Written problem →
Repeat the records below exactly as they appear.

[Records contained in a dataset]

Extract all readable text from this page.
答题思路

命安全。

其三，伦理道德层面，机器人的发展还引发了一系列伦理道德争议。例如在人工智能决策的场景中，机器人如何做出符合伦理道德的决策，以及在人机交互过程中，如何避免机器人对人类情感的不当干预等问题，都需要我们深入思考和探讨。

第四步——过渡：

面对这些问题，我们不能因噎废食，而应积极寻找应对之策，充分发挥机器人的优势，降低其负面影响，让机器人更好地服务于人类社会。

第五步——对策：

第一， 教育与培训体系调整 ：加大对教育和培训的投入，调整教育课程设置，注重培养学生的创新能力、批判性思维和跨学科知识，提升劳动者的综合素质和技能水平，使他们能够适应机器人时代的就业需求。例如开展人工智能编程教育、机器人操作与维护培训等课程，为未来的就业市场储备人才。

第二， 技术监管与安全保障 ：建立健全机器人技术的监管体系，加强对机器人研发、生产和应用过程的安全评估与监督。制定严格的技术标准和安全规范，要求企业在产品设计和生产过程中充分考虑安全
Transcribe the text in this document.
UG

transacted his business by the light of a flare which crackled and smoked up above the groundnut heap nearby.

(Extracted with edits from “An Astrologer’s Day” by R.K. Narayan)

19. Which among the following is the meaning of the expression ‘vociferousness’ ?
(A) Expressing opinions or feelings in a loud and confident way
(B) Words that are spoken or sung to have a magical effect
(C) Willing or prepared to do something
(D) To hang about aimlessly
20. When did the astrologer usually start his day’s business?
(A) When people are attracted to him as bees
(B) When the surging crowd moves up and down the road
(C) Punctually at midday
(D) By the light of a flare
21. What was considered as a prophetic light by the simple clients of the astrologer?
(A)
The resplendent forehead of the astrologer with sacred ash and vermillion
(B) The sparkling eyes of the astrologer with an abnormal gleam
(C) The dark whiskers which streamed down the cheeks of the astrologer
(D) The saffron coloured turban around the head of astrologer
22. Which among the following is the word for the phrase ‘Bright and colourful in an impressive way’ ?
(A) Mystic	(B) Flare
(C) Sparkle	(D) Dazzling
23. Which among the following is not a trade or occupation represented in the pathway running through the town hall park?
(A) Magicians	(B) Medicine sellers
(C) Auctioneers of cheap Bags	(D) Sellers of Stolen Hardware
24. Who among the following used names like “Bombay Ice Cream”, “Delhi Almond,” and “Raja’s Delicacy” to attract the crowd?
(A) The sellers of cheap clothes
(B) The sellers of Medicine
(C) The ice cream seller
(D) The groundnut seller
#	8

Worked answer →
Extract all readable text from this page.
答题思路

命安全。

其三，伦理道德层面，机器人的发展还引发了一系列伦理道德争议。例如在人工智能决策的场景中，机器人如何做出符合伦理道德的决策，以及在人机交互过程中，如何避免机器人对人类情感的不当干预等问题，都需要我们深入思考和探讨。

第四步——过渡：

面对这些问题，我们不能因噎废食，而应积极寻找应对之策，充分发挥机器人的优势，降低其负面影响，让机器人更好地服务于人类社会。

第五步——对策：

第一， 教育与培训体系调整 ：加大对教育和培训的投入，调整教育课程设置，注重培养学生的创新能力、批判性思维和跨学科知识，提升劳动者的综合素质和技能水平，使他们能够适应机器人时代的就业需求。例如开展人工智能编程教育、机器人操作与维护培训等课程，为未来的就业市场储备人才。

第二， 技术监管与安全保障 ：建立健全机器人技术的监管体系，加强对机器人研发、生产和应用过程的安全评估与监督。制定严格的技术标准和安全规范，要求企业在产品设计和生产过程中充分考虑安全
Transcribe the text in this document.
UG

transacted his business by the light of a flare which crackled and smoked up above the groundnut heap nearby.

(Extracted with edits from “An Astrologer’s Day” by R.K. Narayan)

19. Which among the following is the meaning of the expression ‘vociferousness’ ?
(A) Expressing opinions or feelings in a loud and confident way
(B) Words that are spoken or sung to have a magical effect
(C) Willing or prepared to do something
(D) To hang about aimlessly
20. When did the astrologer usually start his day’s business?
(A) When people are attracted to him as bees
(B) When the surging crowd moves up and down the road
(C) Punctually at midday
(D) By the light of a flare
21. What was considered as a prophetic light by the simple clients of the astrologer?
(A)
The resplendent forehead of the astrologer with sacred ash and vermillion
(B) The sparkling eyes of the astrologer with an abnormal gleam
(C) The dark whiskers which streamed down the cheeks of the astrologer
(D) The saffron coloured turban around the head of astrologer
22. Which among the following is the word for the phrase ‘Bright and colourful in an impressive way’ ?
(A) Mystic	(B) Flare
(C) Sparkle	(D) Dazzling
23. Which among the following is not a trade or occupation represented in the pathway running through the town hall park?
(A) Magicians	(B) Medicine sellers
(C) Auctioneers of cheap Bags	(D) Sellers of Stolen Hardware
24. Who among the following used names like “Bombay Ice Cream”, “Delhi Almond,” and “Raja’s Delicacy” to attract the crowd?
(A) The sellers of cheap clothes
(B) The sellers of Medicine
(C) The ice cream seller
(D) The groundnut seller
#	8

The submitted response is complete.